- [WHAT NEEDS TO BE DONE] Work through the data below and state how many lines contain "真核生物", giving that number alone.

=-=-=

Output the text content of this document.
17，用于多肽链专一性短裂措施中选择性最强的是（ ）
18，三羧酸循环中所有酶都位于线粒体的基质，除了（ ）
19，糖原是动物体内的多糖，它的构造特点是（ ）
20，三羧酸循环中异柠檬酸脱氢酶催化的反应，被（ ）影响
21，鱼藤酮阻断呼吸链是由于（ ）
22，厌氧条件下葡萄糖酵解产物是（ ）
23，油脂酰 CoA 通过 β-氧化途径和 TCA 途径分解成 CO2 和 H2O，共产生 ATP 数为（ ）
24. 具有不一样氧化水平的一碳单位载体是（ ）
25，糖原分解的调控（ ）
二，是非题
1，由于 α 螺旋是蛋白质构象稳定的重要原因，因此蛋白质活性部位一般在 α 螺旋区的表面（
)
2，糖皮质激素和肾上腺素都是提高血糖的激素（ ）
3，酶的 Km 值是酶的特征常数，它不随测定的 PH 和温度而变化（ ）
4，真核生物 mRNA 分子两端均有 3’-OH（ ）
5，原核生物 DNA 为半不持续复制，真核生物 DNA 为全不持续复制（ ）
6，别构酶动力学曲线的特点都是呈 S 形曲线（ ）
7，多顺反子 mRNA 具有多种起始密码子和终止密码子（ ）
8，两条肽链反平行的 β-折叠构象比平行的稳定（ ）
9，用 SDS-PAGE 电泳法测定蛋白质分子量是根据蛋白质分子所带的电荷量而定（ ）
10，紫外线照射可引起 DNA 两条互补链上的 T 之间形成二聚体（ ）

=-=-=

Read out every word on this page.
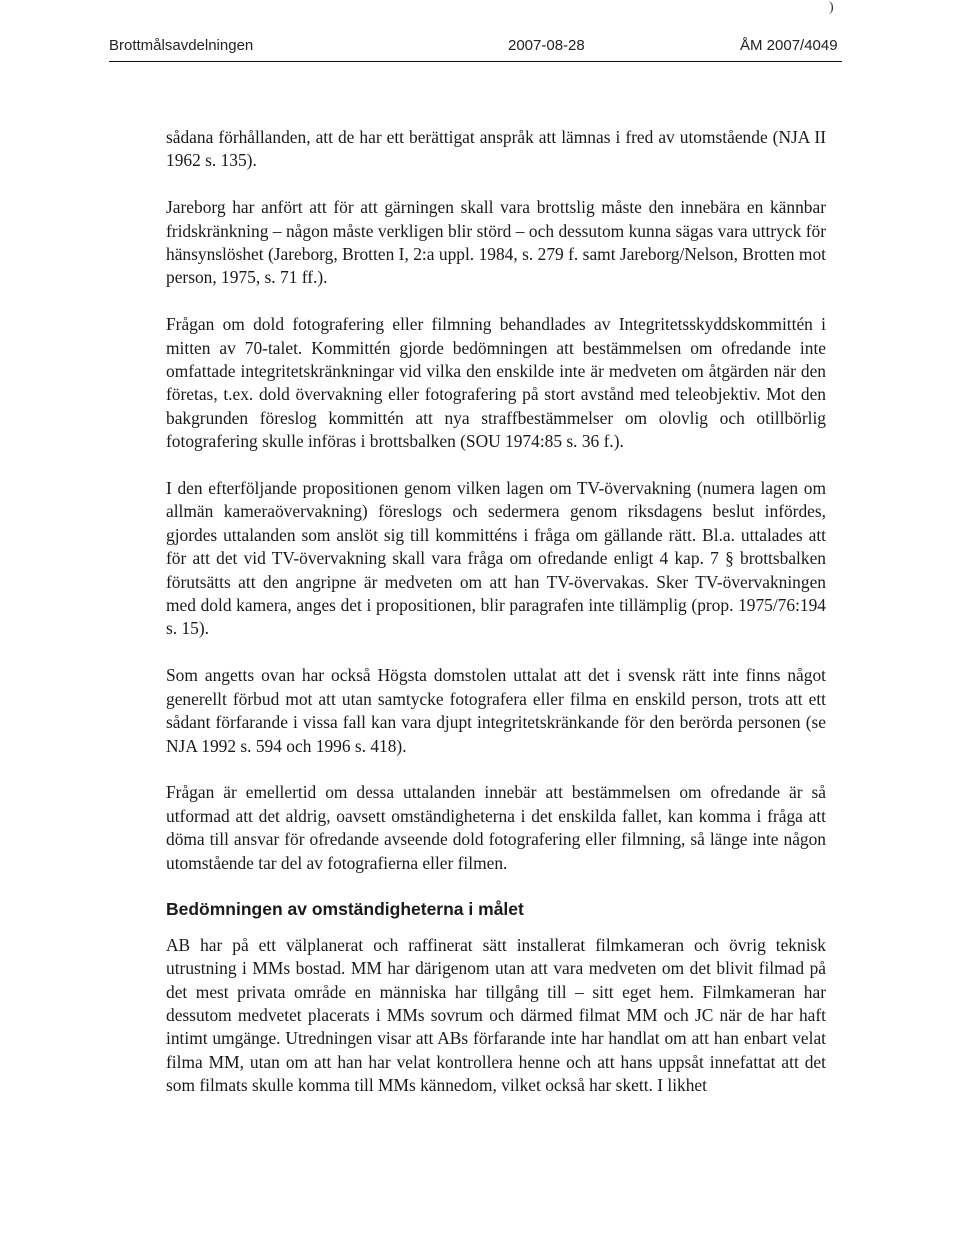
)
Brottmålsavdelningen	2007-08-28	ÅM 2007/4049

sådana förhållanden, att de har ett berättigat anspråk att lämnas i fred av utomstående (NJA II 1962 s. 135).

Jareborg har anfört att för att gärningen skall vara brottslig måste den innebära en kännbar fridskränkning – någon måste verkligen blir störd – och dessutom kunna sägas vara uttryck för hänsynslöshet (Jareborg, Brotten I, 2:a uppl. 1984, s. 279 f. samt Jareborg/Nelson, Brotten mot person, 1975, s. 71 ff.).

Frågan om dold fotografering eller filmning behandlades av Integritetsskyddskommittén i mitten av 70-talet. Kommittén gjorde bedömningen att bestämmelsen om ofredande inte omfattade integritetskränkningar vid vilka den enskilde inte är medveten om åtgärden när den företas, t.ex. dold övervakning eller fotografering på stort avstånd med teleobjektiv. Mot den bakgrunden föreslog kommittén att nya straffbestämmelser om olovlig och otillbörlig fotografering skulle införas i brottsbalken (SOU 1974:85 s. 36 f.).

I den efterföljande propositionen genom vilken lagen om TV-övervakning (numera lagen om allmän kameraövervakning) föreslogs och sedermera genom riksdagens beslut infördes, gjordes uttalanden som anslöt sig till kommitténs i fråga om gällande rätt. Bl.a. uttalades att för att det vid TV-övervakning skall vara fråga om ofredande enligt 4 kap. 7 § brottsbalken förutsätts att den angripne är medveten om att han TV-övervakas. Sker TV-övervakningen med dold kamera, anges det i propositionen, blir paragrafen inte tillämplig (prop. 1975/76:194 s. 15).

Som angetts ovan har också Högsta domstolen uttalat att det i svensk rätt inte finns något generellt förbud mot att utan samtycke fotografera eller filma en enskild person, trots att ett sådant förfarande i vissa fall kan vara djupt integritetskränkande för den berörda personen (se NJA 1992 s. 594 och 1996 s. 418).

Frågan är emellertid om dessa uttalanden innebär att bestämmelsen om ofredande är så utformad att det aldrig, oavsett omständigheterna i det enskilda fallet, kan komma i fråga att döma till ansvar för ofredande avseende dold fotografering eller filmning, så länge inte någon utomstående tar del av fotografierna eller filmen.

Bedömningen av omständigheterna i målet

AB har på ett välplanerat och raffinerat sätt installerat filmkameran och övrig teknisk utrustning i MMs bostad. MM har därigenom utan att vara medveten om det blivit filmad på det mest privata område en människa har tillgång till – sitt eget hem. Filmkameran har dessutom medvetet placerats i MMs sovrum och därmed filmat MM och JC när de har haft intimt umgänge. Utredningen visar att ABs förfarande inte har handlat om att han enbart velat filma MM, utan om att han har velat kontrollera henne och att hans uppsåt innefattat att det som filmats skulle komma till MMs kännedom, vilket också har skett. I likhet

=-=-=

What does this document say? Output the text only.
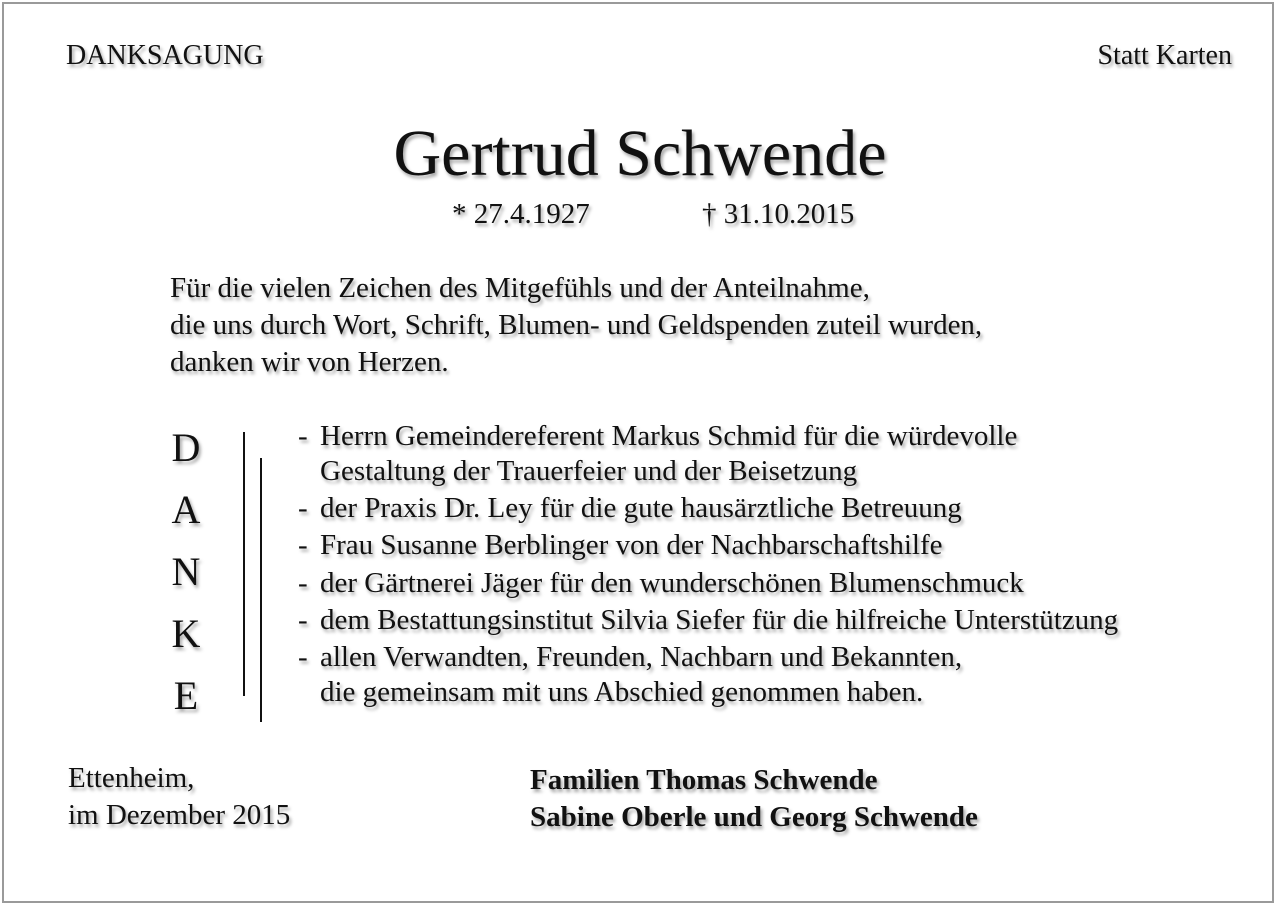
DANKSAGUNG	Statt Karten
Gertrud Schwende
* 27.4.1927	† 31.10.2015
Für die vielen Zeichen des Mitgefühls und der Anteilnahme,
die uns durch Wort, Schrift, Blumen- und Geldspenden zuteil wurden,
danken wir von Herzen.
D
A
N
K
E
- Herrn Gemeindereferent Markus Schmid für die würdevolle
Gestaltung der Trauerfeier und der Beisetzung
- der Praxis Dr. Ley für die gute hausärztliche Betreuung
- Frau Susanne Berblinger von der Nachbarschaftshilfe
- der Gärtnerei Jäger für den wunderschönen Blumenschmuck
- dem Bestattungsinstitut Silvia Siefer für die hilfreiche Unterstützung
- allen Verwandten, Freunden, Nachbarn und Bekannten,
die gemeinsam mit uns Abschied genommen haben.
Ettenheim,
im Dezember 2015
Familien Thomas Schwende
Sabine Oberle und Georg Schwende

=-=-=

- [SOLUTION FOR THIS EXERCISE] 2